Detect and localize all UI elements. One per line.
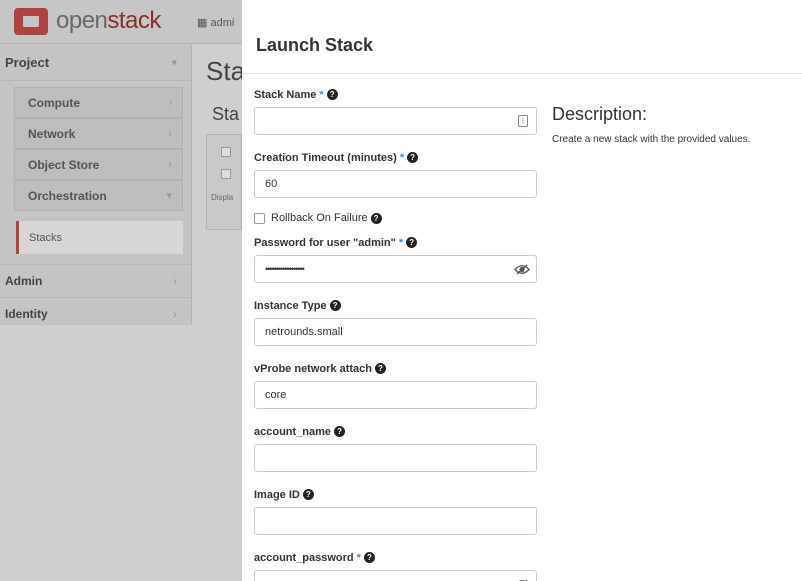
grid-icon: ▦ [197,17,211,29]
help-icon[interactable]: ? [407,152,419,163]
password-value: •••••••••••••••••• [265,264,305,274]
password-group: Password for user "admin" *? ••••••••••••… [254,236,538,283]
sidebar-item-orchestration[interactable]: Orchestration ▾ [14,180,183,211]
stack-name-input[interactable]: ⋮ [254,107,537,135]
description-text: Create a new stack with the provided val… [552,134,751,145]
timeout-label: Creation Timeout (minutes) [254,151,397,164]
image-id-input[interactable] [254,507,537,535]
sidebar-item-label: Network [28,126,76,141]
sidebar-item-stacks[interactable]: Stacks [16,221,183,254]
select-all-checkbox[interactable] [221,147,231,157]
help-icon[interactable]: ? [363,552,375,563]
stack-name-label: Stack Name [254,88,317,101]
help-icon[interactable]: ? [302,489,314,500]
row-checkbox[interactable] [221,169,231,179]
page-title: Sta [206,56,246,86]
sidebar-item-label: Identity [5,307,48,321]
openstack-logo-icon [14,7,48,35]
sidebar-item-compute[interactable]: Compute › [14,87,183,118]
sidebar-item-network[interactable]: Network › [14,118,183,149]
rollback-label: Rollback On Failure [271,212,368,224]
section-title: Sta [212,104,240,124]
image-id-group: Image ID? [254,488,538,535]
sidebar-item-admin[interactable]: Admin › [0,264,191,297]
logo-text-stack: stack [107,7,161,34]
rollback-checkbox[interactable] [254,212,265,224]
description-panel: Description: Create a new stack with the… [552,104,750,145]
chevron-right-icon: › [168,127,172,140]
sidebar-item-label: Stacks [29,231,63,244]
account-name-label: account_name [254,425,332,438]
help-icon[interactable]: ? [334,426,346,437]
help-icon[interactable]: ? [326,89,338,100]
account-password-input[interactable] [254,570,537,581]
logo-text-open: open [56,7,108,34]
required-mark: * [356,551,361,564]
show-password-icon[interactable] [514,264,530,275]
launch-stack-modal: Launch Stack Stack Name *? ⋮ Creation Tim… [242,0,802,581]
stack-name-group: Stack Name *? ⋮ [254,88,538,135]
password-label: Password for user "admin" [254,236,396,249]
chevron-down-icon: ▾ [166,190,172,202]
sidebar-item-label: Compute [28,95,80,110]
required-mark: * [319,88,324,101]
sidebar-item-object-store[interactable]: Object Store › [14,149,183,180]
stacks-table: Displa [206,134,242,230]
password-input[interactable]: •••••••••••••••••• [254,255,537,283]
rollback-checkbox-row[interactable]: Rollback On Failure? [254,211,538,225]
instance-type-input[interactable]: netrounds.small [254,318,537,346]
openstack-logo[interactable]: openstack [14,7,161,35]
timeout-input[interactable]: 60 [254,170,537,198]
modal-title: Launch Stack [256,35,374,55]
vprobe-value: core [265,389,287,401]
sidebar-item-label: Orchestration [28,188,107,203]
sidebar-item-label: Admin [5,274,43,288]
vprobe-label: vProbe network attach [254,362,372,375]
autofill-key-icon[interactable]: ⋮ [518,115,528,127]
sidebar: Project ▾ Compute › Network › Object Sto… [0,44,192,325]
account-password-group: account_password *? [254,551,538,581]
sidebar-item-project[interactable]: Project ▾ [0,44,191,81]
instance-type-group: Instance Type? netrounds.small [254,299,538,346]
launch-stack-form: Stack Name *? ⋮ Creation Timeout (minutes… [254,88,538,581]
required-mark: * [398,236,404,249]
instance-type-value: netrounds.small [265,326,343,338]
account-password-label: account_password [254,551,354,564]
help-icon[interactable]: ? [374,363,386,374]
table-footer-text: Displa [211,193,234,202]
account-name-input[interactable] [254,444,537,472]
chevron-right-icon: › [173,274,177,288]
sidebar-item-label: Object Store [28,157,100,172]
chevron-down-icon: ▾ [171,56,177,69]
vprobe-group: vProbe network attach? core [254,362,538,409]
help-icon[interactable]: ? [370,212,382,224]
project-switcher-label: admi [210,17,235,29]
modal-header: Launch Stack [242,0,802,74]
help-icon[interactable]: ? [406,237,418,248]
sidebar-item-identity[interactable]: Identity › [0,297,191,330]
timeout-value: 60 [265,178,278,190]
help-icon[interactable]: ? [329,300,341,311]
instance-type-label: Instance Type [254,299,327,312]
image-id-label: Image ID [254,488,300,501]
vprobe-input[interactable]: core [254,381,537,409]
chevron-right-icon: › [168,158,172,171]
description-title: Description: [552,104,648,124]
timeout-group: Creation Timeout (minutes) *? 60 [254,151,538,198]
chevron-right-icon: › [168,96,172,109]
project-switcher[interactable]: ▦ admi [197,16,234,29]
required-mark: * [399,151,405,164]
chevron-right-icon: › [173,307,177,321]
sidebar-item-label: Project [5,54,50,70]
account-name-group: account_name? [254,425,538,472]
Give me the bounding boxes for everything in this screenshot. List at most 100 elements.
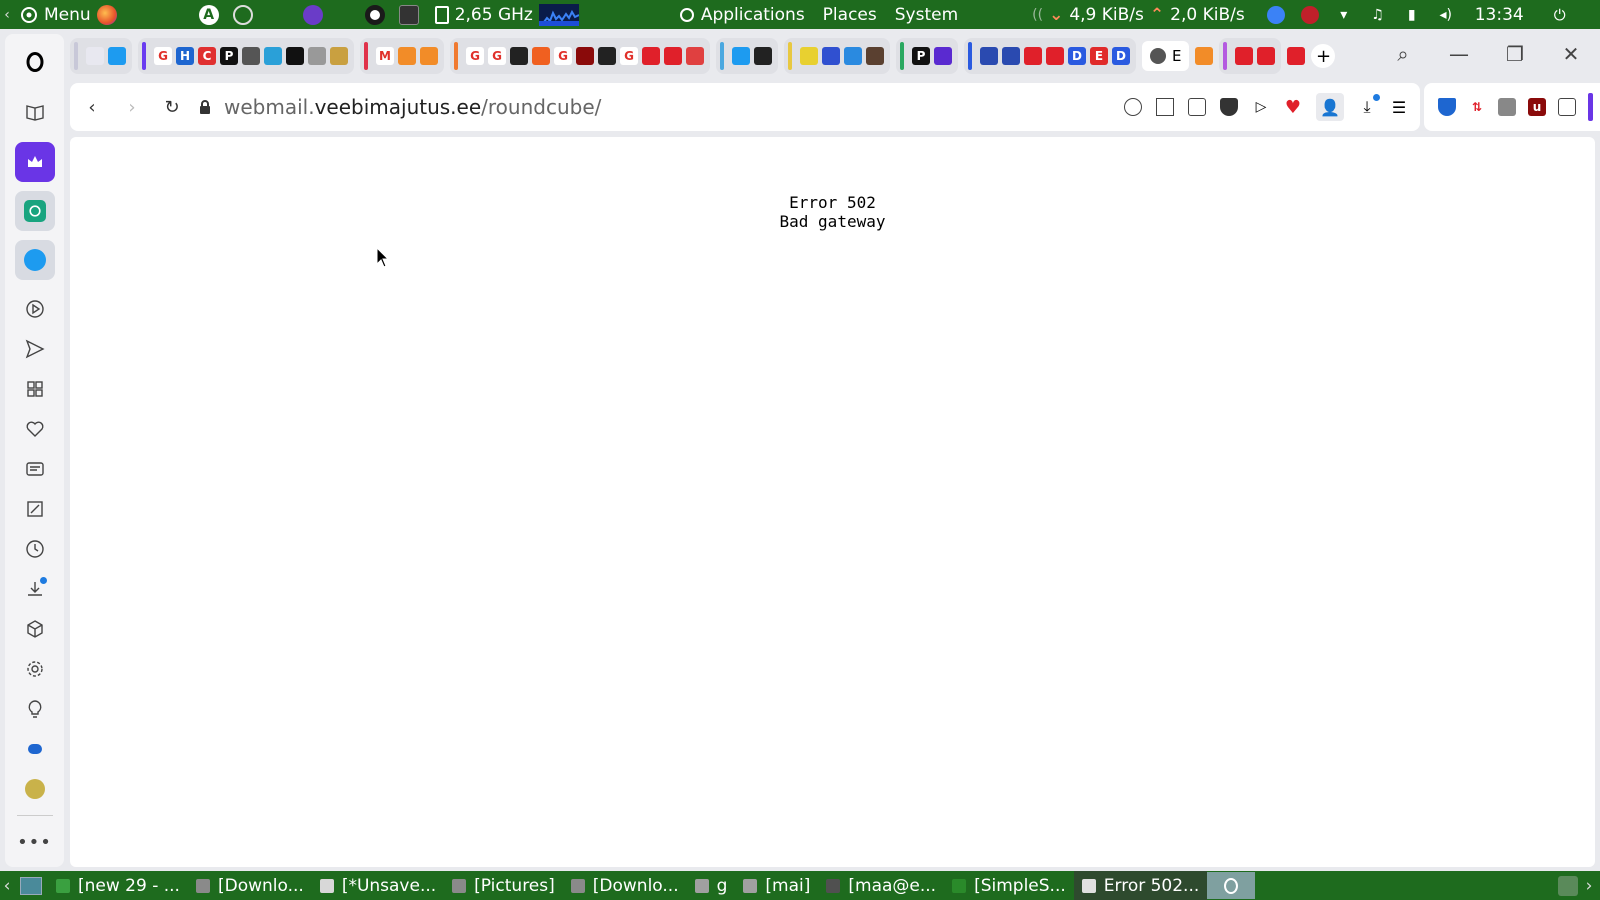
youtube-icon[interactable]	[1024, 47, 1042, 65]
update-manager-icon[interactable]	[1266, 5, 1285, 24]
tab-group-bar[interactable]	[74, 42, 78, 70]
youtube-icon[interactable]	[642, 47, 660, 65]
close-icon[interactable]: ✕	[1560, 42, 1582, 66]
tab-group-bar[interactable]	[142, 42, 146, 70]
d-icon[interactable]: D	[1068, 47, 1086, 65]
settings-gear-icon[interactable]	[15, 649, 55, 689]
news-reader-icon[interactable]	[15, 449, 55, 489]
maximize-icon[interactable]: ❐	[1504, 42, 1526, 66]
crown-icon[interactable]	[330, 47, 348, 65]
person-icon[interactable]	[866, 47, 884, 65]
tab-group-bar[interactable]	[900, 42, 904, 70]
grid-icon[interactable]	[1002, 47, 1020, 65]
notes-pen-icon[interactable]	[15, 489, 55, 529]
book-icon[interactable]	[308, 47, 326, 65]
back-button[interactable]: ‹	[72, 87, 112, 127]
youtube-icon[interactable]	[1235, 47, 1254, 65]
google-icon[interactable]: G	[620, 47, 638, 65]
twitter-icon[interactable]	[732, 47, 750, 65]
gmail-icon[interactable]: M	[376, 47, 394, 65]
puzzle-extension-icon[interactable]	[1498, 98, 1516, 116]
podcast-icon[interactable]	[302, 4, 323, 25]
youtube-icon[interactable]	[1287, 47, 1306, 65]
ublock-icon[interactable]	[576, 47, 594, 65]
camera-snapshot-icon[interactable]	[1188, 98, 1206, 116]
youtube-icon[interactable]	[1046, 47, 1064, 65]
battery-icon[interactable]: ▮	[1403, 6, 1421, 24]
grid-icon[interactable]	[980, 47, 998, 65]
volume-icon[interactable]: ◂)	[1437, 6, 1455, 24]
taskbar-window-9[interactable]: Error 502...	[1073, 871, 1208, 900]
shield-adblock-icon[interactable]	[1220, 98, 1238, 116]
chatgpt-icon[interactable]	[14, 191, 55, 231]
telegram-icon[interactable]	[264, 47, 282, 65]
ufo-icon[interactable]	[286, 47, 304, 65]
history-clock-icon[interactable]	[15, 529, 55, 569]
messenger-chat-icon[interactable]	[15, 729, 55, 769]
cube-extension-icon[interactable]	[1558, 98, 1576, 116]
sort-extension-icon[interactable]: ⇅	[1468, 98, 1486, 116]
tab-group-bar[interactable]	[968, 42, 972, 70]
taskbar-window-5[interactable]: g	[687, 871, 736, 900]
active-tab[interactable]: E	[1142, 41, 1190, 71]
new-tab-button[interactable]: +	[1311, 44, 1336, 68]
taskbar-window-0[interactable]: [new 29 - ...	[48, 871, 188, 900]
player-icon[interactable]	[15, 289, 55, 329]
heart-bookmark-icon[interactable]: ♥	[1284, 97, 1302, 118]
doc-icon[interactable]	[242, 47, 260, 65]
p-icon[interactable]: P	[220, 47, 238, 65]
opera-launcher-icon[interactable]	[364, 4, 385, 25]
trash-icon[interactable]	[1558, 875, 1578, 896]
google-icon[interactable]: G	[154, 47, 172, 65]
chatgpt-icon[interactable]	[754, 47, 772, 65]
opera-logo-icon[interactable]	[15, 42, 55, 82]
zonet-icon[interactable]	[800, 47, 818, 65]
blue-icon[interactable]	[822, 47, 840, 65]
twitter-icon[interactable]	[108, 47, 126, 65]
fox-icon[interactable]	[398, 47, 416, 65]
tab-group-bar[interactable]	[364, 42, 368, 70]
system-menu-button[interactable]: Menu	[14, 0, 123, 29]
c-icon[interactable]: C	[198, 47, 216, 65]
dot-icon[interactable]	[844, 47, 862, 65]
profile-icon[interactable]: 👤	[1316, 93, 1344, 121]
terminal-launcher-icon[interactable]	[398, 4, 419, 25]
workspaces-grid-icon[interactable]	[15, 369, 55, 409]
bookmarks-book-icon[interactable]	[15, 92, 55, 132]
tab-group-bar[interactable]	[454, 42, 458, 70]
notifications-icon[interactable]: ♫	[1369, 6, 1387, 24]
download-icon[interactable]: ⤓	[1358, 94, 1380, 116]
send-icon[interactable]: ▷	[1252, 98, 1270, 116]
fire-icon[interactable]	[532, 47, 550, 65]
h-icon[interactable]: H	[176, 47, 194, 65]
fox-icon[interactable]	[1195, 47, 1214, 65]
museum-icon[interactable]	[510, 47, 528, 65]
show-desktop-icon[interactable]	[20, 876, 42, 895]
coin-extension-icon[interactable]	[15, 769, 55, 809]
tab-group-bar[interactable]	[788, 42, 792, 70]
app-icon[interactable]	[686, 47, 704, 65]
more-options-icon[interactable]: •••	[15, 822, 55, 862]
tab-search-icon[interactable]: ⌕	[1392, 42, 1414, 66]
easy-setup-icon[interactable]: ☰	[1390, 98, 1408, 117]
taskbar-window-7[interactable]: [maa@e...	[818, 871, 944, 900]
google-icon[interactable]: G	[554, 47, 572, 65]
places-menu[interactable]: Places	[823, 5, 877, 25]
favorites-heart-icon[interactable]	[15, 409, 55, 449]
p-icon[interactable]: P	[912, 47, 930, 65]
minimize-icon[interactable]: —	[1448, 42, 1470, 66]
extensions-cube-icon[interactable]	[15, 609, 55, 649]
ublock-icon[interactable]: u	[1528, 98, 1546, 116]
twitter-icon[interactable]	[14, 240, 55, 280]
taskbar-left-arrow-icon[interactable]: ‹	[0, 876, 14, 896]
google-icon[interactable]: G	[488, 47, 506, 65]
tab-group-bar[interactable]	[720, 42, 724, 70]
address-field[interactable]: webmail.veebimajutus.ee/roundcube/	[198, 95, 601, 119]
youtube-icon[interactable]	[1257, 47, 1276, 65]
settings-gears-icon[interactable]	[232, 4, 253, 25]
system-menu[interactable]: System	[895, 5, 958, 25]
edit-pen-icon[interactable]	[1156, 98, 1174, 116]
museum-icon[interactable]	[598, 47, 616, 65]
forward-button[interactable]: ›	[112, 87, 152, 127]
fox-icon[interactable]	[420, 47, 438, 65]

---*---

Count the lines in the data above that contain the string "attach", treating uppercase and lowercase as distinct, and reply with the number only.

2